> **What needs to be done**
Starting with the line that contains "Extract the structured", write out each line through the end of the listing, unchanged. Output nothing else.

- - - - - - -

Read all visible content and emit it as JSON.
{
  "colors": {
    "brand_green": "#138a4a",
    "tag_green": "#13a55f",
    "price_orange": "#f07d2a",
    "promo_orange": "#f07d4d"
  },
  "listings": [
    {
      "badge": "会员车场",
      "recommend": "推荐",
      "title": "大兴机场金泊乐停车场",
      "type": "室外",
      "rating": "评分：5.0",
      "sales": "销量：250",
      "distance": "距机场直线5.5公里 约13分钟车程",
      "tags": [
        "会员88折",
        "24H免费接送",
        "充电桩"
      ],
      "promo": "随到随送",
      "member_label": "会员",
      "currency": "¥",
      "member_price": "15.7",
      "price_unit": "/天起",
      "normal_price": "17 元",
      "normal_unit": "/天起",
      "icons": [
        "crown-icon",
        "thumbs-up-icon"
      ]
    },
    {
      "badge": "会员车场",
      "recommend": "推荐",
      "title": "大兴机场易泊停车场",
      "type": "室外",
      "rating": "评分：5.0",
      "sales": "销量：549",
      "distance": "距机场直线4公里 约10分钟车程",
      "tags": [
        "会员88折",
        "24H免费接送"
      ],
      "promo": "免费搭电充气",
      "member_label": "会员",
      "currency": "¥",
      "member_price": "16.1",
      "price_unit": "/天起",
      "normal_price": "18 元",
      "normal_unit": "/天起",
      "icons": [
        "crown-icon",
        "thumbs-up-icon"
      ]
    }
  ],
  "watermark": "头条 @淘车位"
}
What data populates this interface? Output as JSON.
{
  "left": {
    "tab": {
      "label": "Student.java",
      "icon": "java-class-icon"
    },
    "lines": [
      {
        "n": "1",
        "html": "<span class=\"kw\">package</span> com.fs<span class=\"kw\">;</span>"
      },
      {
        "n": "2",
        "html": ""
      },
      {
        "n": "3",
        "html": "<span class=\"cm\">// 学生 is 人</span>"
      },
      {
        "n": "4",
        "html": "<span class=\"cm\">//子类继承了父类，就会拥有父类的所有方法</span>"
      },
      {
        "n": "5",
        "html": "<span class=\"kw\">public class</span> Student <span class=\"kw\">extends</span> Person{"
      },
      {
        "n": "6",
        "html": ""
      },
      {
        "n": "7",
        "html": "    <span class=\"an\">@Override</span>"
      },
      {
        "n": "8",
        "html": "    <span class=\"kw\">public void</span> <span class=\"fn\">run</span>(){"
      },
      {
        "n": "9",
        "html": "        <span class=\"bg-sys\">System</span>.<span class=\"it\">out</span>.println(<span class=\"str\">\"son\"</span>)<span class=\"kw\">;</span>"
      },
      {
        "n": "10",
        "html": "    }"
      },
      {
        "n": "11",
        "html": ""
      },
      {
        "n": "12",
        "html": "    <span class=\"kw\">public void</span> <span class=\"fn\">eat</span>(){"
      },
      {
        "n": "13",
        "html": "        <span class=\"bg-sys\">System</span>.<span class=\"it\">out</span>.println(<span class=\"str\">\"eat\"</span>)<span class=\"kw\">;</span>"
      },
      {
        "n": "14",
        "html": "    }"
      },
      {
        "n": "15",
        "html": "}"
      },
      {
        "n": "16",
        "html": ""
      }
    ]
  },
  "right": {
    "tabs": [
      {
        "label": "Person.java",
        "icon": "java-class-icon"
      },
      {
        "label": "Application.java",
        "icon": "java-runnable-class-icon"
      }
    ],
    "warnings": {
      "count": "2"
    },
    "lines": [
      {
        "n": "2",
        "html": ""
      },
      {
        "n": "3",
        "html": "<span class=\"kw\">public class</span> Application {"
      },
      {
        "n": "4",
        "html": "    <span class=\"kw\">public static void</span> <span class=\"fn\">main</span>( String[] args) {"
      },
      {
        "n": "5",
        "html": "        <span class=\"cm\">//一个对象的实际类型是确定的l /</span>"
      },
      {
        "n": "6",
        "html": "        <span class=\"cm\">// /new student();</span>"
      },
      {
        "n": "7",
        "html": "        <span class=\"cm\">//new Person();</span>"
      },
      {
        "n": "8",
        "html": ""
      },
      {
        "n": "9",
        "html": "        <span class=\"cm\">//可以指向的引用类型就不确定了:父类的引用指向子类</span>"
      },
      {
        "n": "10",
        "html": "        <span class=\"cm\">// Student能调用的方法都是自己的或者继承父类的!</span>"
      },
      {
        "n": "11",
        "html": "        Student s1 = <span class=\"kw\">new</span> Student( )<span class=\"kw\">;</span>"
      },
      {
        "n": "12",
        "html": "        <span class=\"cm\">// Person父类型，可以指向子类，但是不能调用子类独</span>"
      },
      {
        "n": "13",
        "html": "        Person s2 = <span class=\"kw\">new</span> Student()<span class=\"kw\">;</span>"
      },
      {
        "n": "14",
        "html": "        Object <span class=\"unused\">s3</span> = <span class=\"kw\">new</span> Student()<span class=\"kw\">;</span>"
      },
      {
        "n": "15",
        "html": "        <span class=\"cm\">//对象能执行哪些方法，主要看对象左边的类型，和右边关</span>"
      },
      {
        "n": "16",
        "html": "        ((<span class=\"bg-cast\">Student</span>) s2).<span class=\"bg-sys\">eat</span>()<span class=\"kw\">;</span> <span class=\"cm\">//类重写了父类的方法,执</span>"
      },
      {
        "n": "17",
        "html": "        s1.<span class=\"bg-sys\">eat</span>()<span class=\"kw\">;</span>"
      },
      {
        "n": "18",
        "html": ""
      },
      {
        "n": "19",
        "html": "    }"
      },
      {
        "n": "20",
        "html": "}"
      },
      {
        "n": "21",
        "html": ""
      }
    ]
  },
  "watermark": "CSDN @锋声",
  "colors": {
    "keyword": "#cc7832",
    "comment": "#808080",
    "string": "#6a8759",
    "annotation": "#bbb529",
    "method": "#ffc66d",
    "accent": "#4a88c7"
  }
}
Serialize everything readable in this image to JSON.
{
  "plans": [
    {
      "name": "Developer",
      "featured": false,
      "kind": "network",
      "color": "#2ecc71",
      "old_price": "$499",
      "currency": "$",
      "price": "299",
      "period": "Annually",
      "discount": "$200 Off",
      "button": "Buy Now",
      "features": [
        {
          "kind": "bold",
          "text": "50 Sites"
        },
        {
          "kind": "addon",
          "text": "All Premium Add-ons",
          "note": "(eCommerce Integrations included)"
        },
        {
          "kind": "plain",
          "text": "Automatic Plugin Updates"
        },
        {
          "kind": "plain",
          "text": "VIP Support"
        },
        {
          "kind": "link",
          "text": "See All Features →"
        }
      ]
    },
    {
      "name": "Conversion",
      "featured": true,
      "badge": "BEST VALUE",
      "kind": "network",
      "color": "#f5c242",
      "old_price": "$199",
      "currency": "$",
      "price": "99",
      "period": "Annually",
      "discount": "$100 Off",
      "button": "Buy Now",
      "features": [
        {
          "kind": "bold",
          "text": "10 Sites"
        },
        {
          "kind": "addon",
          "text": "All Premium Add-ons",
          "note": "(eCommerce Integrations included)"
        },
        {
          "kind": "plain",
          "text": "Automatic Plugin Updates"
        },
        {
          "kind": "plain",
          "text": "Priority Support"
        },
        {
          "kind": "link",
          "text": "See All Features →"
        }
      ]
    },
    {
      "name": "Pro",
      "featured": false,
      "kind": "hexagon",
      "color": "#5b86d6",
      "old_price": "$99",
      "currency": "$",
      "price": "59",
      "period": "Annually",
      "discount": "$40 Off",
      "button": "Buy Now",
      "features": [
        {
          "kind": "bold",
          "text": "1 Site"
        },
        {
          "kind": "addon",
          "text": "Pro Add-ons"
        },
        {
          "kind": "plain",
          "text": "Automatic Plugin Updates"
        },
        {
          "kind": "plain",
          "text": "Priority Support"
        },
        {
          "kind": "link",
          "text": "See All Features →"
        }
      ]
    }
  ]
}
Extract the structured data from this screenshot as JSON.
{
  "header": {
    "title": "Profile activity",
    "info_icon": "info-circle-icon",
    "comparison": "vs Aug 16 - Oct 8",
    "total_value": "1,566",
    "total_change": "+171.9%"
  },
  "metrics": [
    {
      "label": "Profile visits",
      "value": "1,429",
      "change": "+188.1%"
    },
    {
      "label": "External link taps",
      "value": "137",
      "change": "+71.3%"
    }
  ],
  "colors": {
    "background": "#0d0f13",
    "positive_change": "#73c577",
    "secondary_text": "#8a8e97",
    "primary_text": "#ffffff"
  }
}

- - - - - - -

> **Correct answer**
Extract the structured data from this screenshot as JSON.
{
  "header": {
    "title": "Profile activity",
    "info_icon": "info-circle-icon",
    "comparison": "vs Aug 16 - Oct 8",
    "total_value": "1,566",
    "total_change": "+171.9%"
  },
  "metrics": [
    {
      "label": "Profile visits",
      "value": "1,429",
      "change": "+188.1%"
    },
    {
      "label": "External link taps",
      "value": "137",
      "change": "+71.3%"
    }
  ],
  "colors": {
    "background": "#0d0f13",
    "positive_change": "#73c577",
    "secondary_text": "#8a8e97",
    "primary_text": "#ffffff"
  }
}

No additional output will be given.